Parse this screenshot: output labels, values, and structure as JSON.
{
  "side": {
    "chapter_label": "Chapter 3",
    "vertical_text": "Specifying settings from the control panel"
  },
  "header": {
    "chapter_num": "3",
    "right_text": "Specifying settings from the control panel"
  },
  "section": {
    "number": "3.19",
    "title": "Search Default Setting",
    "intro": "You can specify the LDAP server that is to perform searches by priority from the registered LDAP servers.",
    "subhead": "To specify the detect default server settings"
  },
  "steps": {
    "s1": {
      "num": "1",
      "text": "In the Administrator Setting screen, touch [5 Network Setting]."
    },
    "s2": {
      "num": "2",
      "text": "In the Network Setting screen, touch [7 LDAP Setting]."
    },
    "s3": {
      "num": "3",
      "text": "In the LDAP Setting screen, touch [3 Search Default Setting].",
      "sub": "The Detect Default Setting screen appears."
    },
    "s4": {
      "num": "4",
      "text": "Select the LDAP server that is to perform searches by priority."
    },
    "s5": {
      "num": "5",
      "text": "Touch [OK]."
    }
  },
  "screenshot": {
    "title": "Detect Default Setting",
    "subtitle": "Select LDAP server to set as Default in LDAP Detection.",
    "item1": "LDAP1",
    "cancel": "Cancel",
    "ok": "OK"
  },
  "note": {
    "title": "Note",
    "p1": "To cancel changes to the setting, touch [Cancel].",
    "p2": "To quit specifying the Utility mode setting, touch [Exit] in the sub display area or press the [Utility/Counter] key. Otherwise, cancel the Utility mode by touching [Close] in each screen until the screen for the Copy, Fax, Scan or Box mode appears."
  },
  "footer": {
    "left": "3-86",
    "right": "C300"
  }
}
...
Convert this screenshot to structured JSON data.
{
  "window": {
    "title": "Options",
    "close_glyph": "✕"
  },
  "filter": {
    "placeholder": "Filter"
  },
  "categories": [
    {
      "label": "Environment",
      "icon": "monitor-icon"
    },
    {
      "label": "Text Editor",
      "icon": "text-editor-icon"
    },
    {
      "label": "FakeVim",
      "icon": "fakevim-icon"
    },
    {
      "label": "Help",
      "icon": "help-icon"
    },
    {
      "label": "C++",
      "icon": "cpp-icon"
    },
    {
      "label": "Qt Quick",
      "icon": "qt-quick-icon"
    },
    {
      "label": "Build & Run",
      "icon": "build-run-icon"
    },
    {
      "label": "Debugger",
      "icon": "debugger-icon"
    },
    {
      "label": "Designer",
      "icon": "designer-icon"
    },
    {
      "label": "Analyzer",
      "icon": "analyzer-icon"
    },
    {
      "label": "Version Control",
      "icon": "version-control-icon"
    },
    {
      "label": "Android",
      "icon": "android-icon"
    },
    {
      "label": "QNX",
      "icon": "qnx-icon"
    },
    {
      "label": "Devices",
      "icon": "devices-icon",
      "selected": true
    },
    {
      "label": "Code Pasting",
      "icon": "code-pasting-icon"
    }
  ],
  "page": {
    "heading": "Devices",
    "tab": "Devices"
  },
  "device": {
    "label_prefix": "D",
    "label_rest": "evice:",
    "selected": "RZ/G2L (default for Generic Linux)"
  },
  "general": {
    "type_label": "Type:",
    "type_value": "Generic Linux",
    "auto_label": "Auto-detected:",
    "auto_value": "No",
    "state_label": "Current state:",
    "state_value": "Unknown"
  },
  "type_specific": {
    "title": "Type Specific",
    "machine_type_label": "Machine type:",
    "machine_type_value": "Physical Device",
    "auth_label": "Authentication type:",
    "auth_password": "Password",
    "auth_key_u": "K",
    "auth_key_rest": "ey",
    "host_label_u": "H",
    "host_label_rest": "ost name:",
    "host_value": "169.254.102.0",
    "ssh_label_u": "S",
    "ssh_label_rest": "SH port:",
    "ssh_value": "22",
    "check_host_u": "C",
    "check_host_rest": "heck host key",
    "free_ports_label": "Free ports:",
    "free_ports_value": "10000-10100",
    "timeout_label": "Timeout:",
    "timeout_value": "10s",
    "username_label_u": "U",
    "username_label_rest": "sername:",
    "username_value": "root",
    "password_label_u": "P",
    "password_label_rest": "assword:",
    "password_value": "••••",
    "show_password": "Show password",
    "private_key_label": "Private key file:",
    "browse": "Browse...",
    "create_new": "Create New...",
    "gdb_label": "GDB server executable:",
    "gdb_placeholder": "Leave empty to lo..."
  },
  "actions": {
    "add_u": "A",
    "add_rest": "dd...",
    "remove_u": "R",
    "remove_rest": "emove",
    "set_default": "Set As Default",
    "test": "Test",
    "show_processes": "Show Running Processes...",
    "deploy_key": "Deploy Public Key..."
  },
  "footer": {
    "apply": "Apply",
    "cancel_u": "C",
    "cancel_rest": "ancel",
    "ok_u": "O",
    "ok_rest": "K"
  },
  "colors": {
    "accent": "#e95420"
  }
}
---
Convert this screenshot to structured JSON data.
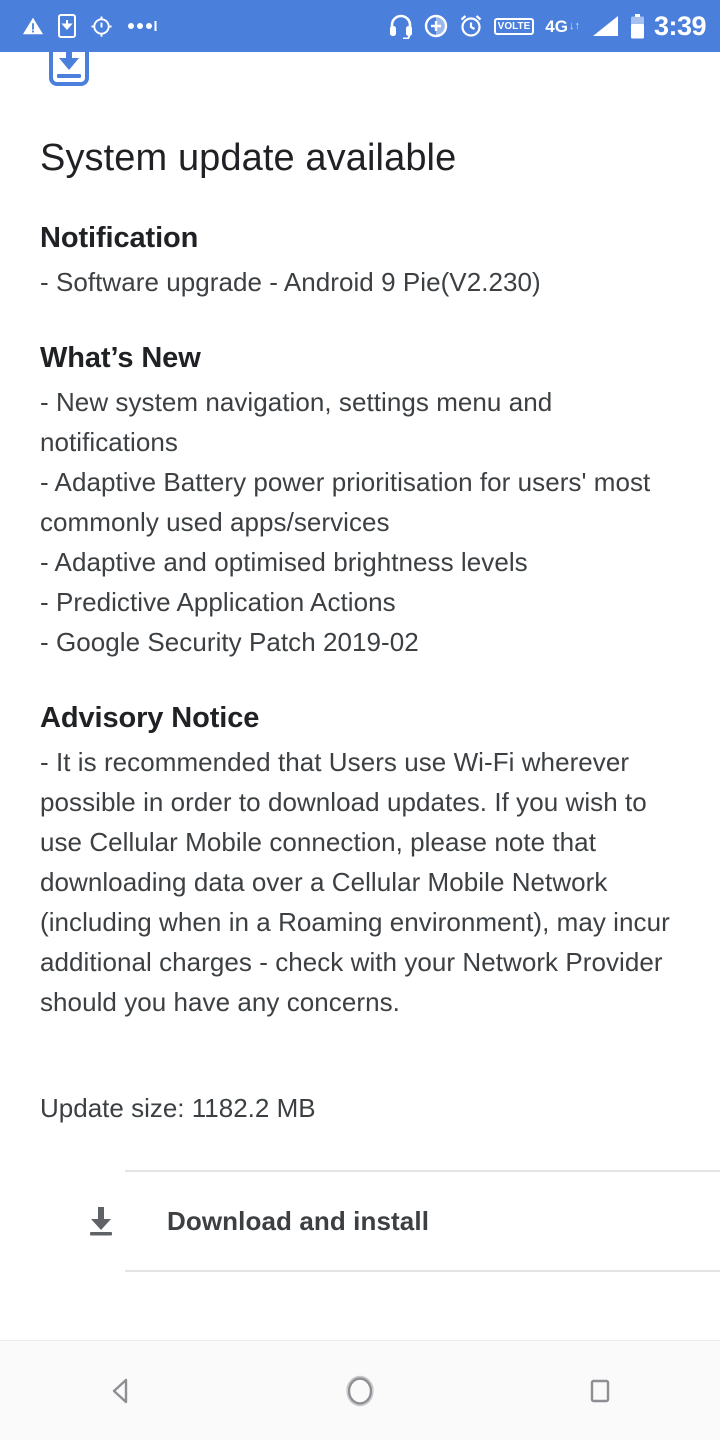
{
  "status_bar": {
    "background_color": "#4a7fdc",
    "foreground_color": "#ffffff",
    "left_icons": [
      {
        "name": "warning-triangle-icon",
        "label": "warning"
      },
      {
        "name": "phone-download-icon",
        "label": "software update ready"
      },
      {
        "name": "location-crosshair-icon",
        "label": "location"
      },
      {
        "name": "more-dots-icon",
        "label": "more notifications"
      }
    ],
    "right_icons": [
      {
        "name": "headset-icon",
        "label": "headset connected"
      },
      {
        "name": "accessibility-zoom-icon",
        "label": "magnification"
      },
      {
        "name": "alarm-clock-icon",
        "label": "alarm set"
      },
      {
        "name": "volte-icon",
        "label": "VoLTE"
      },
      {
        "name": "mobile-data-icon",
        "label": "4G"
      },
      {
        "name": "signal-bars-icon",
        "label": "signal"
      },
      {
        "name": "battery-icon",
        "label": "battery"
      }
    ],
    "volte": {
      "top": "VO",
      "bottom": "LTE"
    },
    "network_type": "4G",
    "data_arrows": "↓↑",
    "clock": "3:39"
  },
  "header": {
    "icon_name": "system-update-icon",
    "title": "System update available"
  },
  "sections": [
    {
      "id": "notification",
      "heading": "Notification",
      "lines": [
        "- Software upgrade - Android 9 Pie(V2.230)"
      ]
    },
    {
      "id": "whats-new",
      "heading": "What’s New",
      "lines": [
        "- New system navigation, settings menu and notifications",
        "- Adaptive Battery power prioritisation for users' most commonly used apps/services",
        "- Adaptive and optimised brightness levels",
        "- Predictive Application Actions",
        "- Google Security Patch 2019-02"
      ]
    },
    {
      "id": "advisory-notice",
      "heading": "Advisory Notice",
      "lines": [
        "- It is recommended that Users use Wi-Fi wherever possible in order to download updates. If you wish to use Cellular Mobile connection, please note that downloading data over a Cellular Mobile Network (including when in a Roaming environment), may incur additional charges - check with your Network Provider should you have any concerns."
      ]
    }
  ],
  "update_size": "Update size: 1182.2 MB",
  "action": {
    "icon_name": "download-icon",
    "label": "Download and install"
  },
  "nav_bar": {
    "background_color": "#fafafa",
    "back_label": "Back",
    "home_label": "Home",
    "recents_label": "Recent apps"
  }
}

▶ _PROBLEM DETAILS_:
Tally the lines holding the string "screenshot" and give only the count.

▶ _FINISHED TASK_:
4